Exercise details:
Every record here should be printed again exactly.

··· Input

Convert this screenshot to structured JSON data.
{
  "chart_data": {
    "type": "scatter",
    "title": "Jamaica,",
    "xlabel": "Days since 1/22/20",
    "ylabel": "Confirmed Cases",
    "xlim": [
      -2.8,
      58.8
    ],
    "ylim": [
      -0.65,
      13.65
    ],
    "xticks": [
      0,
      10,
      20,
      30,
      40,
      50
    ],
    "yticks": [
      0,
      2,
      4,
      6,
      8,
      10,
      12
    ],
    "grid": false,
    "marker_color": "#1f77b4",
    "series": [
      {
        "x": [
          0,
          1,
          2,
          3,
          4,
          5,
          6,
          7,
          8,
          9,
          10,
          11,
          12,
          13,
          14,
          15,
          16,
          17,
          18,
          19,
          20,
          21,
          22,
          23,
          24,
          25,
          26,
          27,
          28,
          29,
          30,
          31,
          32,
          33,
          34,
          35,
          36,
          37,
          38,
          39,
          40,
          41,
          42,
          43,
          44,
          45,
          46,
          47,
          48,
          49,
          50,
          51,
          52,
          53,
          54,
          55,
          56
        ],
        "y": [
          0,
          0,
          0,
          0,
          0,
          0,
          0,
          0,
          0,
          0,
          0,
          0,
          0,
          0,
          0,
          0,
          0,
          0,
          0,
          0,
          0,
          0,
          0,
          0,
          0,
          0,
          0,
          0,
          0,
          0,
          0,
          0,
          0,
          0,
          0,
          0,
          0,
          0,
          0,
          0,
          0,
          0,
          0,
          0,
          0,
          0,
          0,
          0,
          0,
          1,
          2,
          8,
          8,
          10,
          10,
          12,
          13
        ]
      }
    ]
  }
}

······

The result:
Convert this screenshot to structured JSON data.
{
  "chart_data": {
    "type": "scatter",
    "title": "Jamaica,",
    "xlabel": "Days since 1/22/20",
    "ylabel": "Confirmed Cases",
    "xlim": [
      -2.8,
      58.8
    ],
    "ylim": [
      -0.65,
      13.65
    ],
    "xticks": [
      0,
      10,
      20,
      30,
      40,
      50
    ],
    "yticks": [
      0,
      2,
      4,
      6,
      8,
      10,
      12
    ],
    "grid": false,
    "marker_color": "#1f77b4",
    "series": [
      {
        "x": [
          0,
          1,
          2,
          3,
          4,
          5,
          6,
          7,
          8,
          9,
          10,
          11,
          12,
          13,
          14,
          15,
          16,
          17,
          18,
          19,
          20,
          21,
          22,
          23,
          24,
          25,
          26,
          27,
          28,
          29,
          30,
          31,
          32,
          33,
          34,
          35,
          36,
          37,
          38,
          39,
          40,
          41,
          42,
          43,
          44,
          45,
          46,
          47,
          48,
          49,
          50,
          51,
          52,
          53,
          54,
          55,
          56
        ],
        "y": [
          0,
          0,
          0,
          0,
          0,
          0,
          0,
          0,
          0,
          0,
          0,
          0,
          0,
          0,
          0,
          0,
          0,
          0,
          0,
          0,
          0,
          0,
          0,
          0,
          0,
          0,
          0,
          0,
          0,
          0,
          0,
          0,
          0,
          0,
          0,
          0,
          0,
          0,
          0,
          0,
          0,
          0,
          0,
          0,
          0,
          0,
          0,
          0,
          0,
          1,
          2,
          8,
          8,
          10,
          10,
          12,
          13
        ]
      }
    ]
  }
}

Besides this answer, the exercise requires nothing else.